(Excerpt from a dataset)
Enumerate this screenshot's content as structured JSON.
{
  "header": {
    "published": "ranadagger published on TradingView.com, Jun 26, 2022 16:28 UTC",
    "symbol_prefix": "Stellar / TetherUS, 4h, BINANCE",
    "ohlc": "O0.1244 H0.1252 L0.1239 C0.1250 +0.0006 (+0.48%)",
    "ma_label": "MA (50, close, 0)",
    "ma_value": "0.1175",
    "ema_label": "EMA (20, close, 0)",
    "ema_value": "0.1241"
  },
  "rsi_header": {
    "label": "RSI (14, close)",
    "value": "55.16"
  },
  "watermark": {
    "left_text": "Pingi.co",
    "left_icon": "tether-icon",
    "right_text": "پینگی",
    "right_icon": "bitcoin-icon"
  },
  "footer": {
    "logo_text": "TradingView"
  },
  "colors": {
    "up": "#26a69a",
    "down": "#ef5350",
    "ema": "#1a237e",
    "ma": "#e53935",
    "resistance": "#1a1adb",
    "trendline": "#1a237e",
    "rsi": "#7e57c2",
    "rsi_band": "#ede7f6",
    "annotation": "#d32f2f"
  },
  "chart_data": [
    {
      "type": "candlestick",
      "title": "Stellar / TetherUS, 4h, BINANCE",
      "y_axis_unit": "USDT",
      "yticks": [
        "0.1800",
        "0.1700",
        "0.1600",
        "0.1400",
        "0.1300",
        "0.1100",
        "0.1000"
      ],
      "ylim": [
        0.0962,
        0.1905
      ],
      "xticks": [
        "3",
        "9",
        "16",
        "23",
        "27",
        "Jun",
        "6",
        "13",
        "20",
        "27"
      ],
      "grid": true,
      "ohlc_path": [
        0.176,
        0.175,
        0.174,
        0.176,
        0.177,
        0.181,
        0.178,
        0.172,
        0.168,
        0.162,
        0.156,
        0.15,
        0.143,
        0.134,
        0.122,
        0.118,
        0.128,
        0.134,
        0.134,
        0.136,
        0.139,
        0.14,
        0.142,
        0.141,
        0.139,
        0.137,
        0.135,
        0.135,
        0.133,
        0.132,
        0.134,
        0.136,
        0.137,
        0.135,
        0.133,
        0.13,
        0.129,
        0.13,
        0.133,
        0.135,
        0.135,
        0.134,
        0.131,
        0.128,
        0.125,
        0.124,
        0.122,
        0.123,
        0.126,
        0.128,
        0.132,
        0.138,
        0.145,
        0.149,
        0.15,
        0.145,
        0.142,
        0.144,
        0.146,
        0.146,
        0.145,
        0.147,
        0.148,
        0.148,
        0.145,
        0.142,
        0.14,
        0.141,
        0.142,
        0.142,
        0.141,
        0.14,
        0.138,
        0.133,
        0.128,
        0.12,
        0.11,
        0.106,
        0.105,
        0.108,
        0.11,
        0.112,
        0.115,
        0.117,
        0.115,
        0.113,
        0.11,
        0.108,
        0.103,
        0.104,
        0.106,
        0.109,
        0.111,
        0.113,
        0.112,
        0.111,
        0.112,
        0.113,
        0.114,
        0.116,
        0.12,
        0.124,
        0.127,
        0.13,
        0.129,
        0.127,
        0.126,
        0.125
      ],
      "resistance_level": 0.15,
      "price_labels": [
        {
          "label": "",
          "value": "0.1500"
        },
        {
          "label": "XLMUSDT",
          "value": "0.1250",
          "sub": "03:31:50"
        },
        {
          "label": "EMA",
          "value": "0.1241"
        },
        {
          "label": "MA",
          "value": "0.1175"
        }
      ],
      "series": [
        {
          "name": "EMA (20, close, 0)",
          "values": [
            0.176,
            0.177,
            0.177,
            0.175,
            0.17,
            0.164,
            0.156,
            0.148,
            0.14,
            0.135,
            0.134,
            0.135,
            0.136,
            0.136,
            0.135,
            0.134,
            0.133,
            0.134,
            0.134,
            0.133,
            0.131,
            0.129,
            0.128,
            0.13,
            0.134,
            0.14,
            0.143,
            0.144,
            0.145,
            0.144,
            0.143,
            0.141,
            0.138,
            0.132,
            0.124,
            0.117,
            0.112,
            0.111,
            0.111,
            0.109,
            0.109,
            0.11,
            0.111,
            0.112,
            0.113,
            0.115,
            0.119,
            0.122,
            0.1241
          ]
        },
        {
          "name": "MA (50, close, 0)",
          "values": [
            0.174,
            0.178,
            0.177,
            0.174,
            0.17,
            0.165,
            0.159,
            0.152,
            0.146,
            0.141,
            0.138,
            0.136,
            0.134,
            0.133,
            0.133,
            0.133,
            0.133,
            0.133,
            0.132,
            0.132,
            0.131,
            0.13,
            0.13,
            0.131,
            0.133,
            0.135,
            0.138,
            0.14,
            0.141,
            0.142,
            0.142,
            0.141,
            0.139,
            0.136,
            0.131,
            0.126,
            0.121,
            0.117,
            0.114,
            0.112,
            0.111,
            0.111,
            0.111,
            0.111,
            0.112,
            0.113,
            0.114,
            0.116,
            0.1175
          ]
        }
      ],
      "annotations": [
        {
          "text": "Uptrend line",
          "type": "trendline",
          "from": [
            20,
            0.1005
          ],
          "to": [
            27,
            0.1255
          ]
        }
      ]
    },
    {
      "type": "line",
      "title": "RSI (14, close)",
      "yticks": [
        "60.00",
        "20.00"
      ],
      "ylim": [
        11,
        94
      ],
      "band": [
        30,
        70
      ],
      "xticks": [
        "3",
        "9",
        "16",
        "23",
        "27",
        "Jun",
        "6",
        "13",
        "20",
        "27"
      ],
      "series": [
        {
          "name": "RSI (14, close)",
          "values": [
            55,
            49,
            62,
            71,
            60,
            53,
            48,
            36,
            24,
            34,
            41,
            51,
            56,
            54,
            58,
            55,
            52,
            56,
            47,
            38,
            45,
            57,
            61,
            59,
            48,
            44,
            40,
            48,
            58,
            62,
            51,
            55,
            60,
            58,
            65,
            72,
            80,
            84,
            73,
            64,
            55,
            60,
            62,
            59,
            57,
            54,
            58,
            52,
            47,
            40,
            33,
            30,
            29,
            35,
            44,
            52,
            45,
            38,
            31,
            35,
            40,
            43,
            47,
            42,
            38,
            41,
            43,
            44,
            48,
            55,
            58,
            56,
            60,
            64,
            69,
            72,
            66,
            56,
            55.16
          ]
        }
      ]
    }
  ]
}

▶ _EXERCISE OBJECTIVE_
Take the entries above and transcribe them in full.

▶ _WRITTEN SOLUTION_
Enumerate this screenshot's content as structured JSON.
{
  "header": {
    "published": "ranadagger published on TradingView.com, Jun 26, 2022 16:28 UTC",
    "symbol_prefix": "Stellar / TetherUS, 4h, BINANCE",
    "ohlc": "O0.1244 H0.1252 L0.1239 C0.1250 +0.0006 (+0.48%)",
    "ma_label": "MA (50, close, 0)",
    "ma_value": "0.1175",
    "ema_label": "EMA (20, close, 0)",
    "ema_value": "0.1241"
  },
  "rsi_header": {
    "label": "RSI (14, close)",
    "value": "55.16"
  },
  "watermark": {
    "left_text": "Pingi.co",
    "left_icon": "tether-icon",
    "right_text": "پینگی",
    "right_icon": "bitcoin-icon"
  },
  "footer": {
    "logo_text": "TradingView"
  },
  "colors": {
    "up": "#26a69a",
    "down": "#ef5350",
    "ema": "#1a237e",
    "ma": "#e53935",
    "resistance": "#1a1adb",
    "trendline": "#1a237e",
    "rsi": "#7e57c2",
    "rsi_band": "#ede7f6",
    "annotation": "#d32f2f"
  },
  "chart_data": [
    {
      "type": "candlestick",
      "title": "Stellar / TetherUS, 4h, BINANCE",
      "y_axis_unit": "USDT",
      "yticks": [
        "0.1800",
        "0.1700",
        "0.1600",
        "0.1400",
        "0.1300",
        "0.1100",
        "0.1000"
      ],
      "ylim": [
        0.0962,
        0.1905
      ],
      "xticks": [
        "3",
        "9",
        "16",
        "23",
        "27",
        "Jun",
        "6",
        "13",
        "20",
        "27"
      ],
      "grid": true,
      "ohlc_path": [
        0.176,
        0.175,
        0.174,
        0.176,
        0.177,
        0.181,
        0.178,
        0.172,
        0.168,
        0.162,
        0.156,
        0.15,
        0.143,
        0.134,
        0.122,
        0.118,
        0.128,
        0.134,
        0.134,
        0.136,
        0.139,
        0.14,
        0.142,
        0.141,
        0.139,
        0.137,
        0.135,
        0.135,
        0.133,
        0.132,
        0.134,
        0.136,
        0.137,
        0.135,
        0.133,
        0.13,
        0.129,
        0.13,
        0.133,
        0.135,
        0.135,
        0.134,
        0.131,
        0.128,
        0.125,
        0.124,
        0.122,
        0.123,
        0.126,
        0.128,
        0.132,
        0.138,
        0.145,
        0.149,
        0.15,
        0.145,
        0.142,
        0.144,
        0.146,
        0.146,
        0.145,
        0.147,
        0.148,
        0.148,
        0.145,
        0.142,
        0.14,
        0.141,
        0.142,
        0.142,
        0.141,
        0.14,
        0.138,
        0.133,
        0.128,
        0.12,
        0.11,
        0.106,
        0.105,
        0.108,
        0.11,
        0.112,
        0.115,
        0.117,
        0.115,
        0.113,
        0.11,
        0.108,
        0.103,
        0.104,
        0.106,
        0.109,
        0.111,
        0.113,
        0.112,
        0.111,
        0.112,
        0.113,
        0.114,
        0.116,
        0.12,
        0.124,
        0.127,
        0.13,
        0.129,
        0.127,
        0.126,
        0.125
      ],
      "resistance_level": 0.15,
      "price_labels": [
        {
          "label": "",
          "value": "0.1500"
        },
        {
          "label": "XLMUSDT",
          "value": "0.1250",
          "sub": "03:31:50"
        },
        {
          "label": "EMA",
          "value": "0.1241"
        },
        {
          "label": "MA",
          "value": "0.1175"
        }
      ],
      "series": [
        {
          "name": "EMA (20, close, 0)",
          "values": [
            0.176,
            0.177,
            0.177,
            0.175,
            0.17,
            0.164,
            0.156,
            0.148,
            0.14,
            0.135,
            0.134,
            0.135,
            0.136,
            0.136,
            0.135,
            0.134,
            0.133,
            0.134,
            0.134,
            0.133,
            0.131,
            0.129,
            0.128,
            0.13,
            0.134,
            0.14,
            0.143,
            0.144,
            0.145,
            0.144,
            0.143,
            0.141,
            0.138,
            0.132,
            0.124,
            0.117,
            0.112,
            0.111,
            0.111,
            0.109,
            0.109,
            0.11,
            0.111,
            0.112,
            0.113,
            0.115,
            0.119,
            0.122,
            0.1241
          ]
        },
        {
          "name": "MA (50, close, 0)",
          "values": [
            0.174,
            0.178,
            0.177,
            0.174,
            0.17,
            0.165,
            0.159,
            0.152,
            0.146,
            0.141,
            0.138,
            0.136,
            0.134,
            0.133,
            0.133,
            0.133,
            0.133,
            0.133,
            0.132,
            0.132,
            0.131,
            0.13,
            0.13,
            0.131,
            0.133,
            0.135,
            0.138,
            0.14,
            0.141,
            0.142,
            0.142,
            0.141,
            0.139,
            0.136,
            0.131,
            0.126,
            0.121,
            0.117,
            0.114,
            0.112,
            0.111,
            0.111,
            0.111,
            0.111,
            0.112,
            0.113,
            0.114,
            0.116,
            0.1175
          ]
        }
      ],
      "annotations": [
        {
          "text": "Uptrend line",
          "type": "trendline",
          "from": [
            20,
            0.1005
          ],
          "to": [
            27,
            0.1255
          ]
        }
      ]
    },
    {
      "type": "line",
      "title": "RSI (14, close)",
      "yticks": [
        "60.00",
        "20.00"
      ],
      "ylim": [
        11,
        94
      ],
      "band": [
        30,
        70
      ],
      "xticks": [
        "3",
        "9",
        "16",
        "23",
        "27",
        "Jun",
        "6",
        "13",
        "20",
        "27"
      ],
      "series": [
        {
          "name": "RSI (14, close)",
          "values": [
            55,
            49,
            62,
            71,
            60,
            53,
            48,
            36,
            24,
            34,
            41,
            51,
            56,
            54,
            58,
            55,
            52,
            56,
            47,
            38,
            45,
            57,
            61,
            59,
            48,
            44,
            40,
            48,
            58,
            62,
            51,
            55,
            60,
            58,
            65,
            72,
            80,
            84,
            73,
            64,
            55,
            60,
            62,
            59,
            57,
            54,
            58,
            52,
            47,
            40,
            33,
            30,
            29,
            35,
            44,
            52,
            45,
            38,
            31,
            35,
            40,
            43,
            47,
            42,
            38,
            41,
            43,
            44,
            48,
            55,
            58,
            56,
            60,
            64,
            69,
            72,
            66,
            56,
            55.16
          ]
        }
      ]
    }
  ]
}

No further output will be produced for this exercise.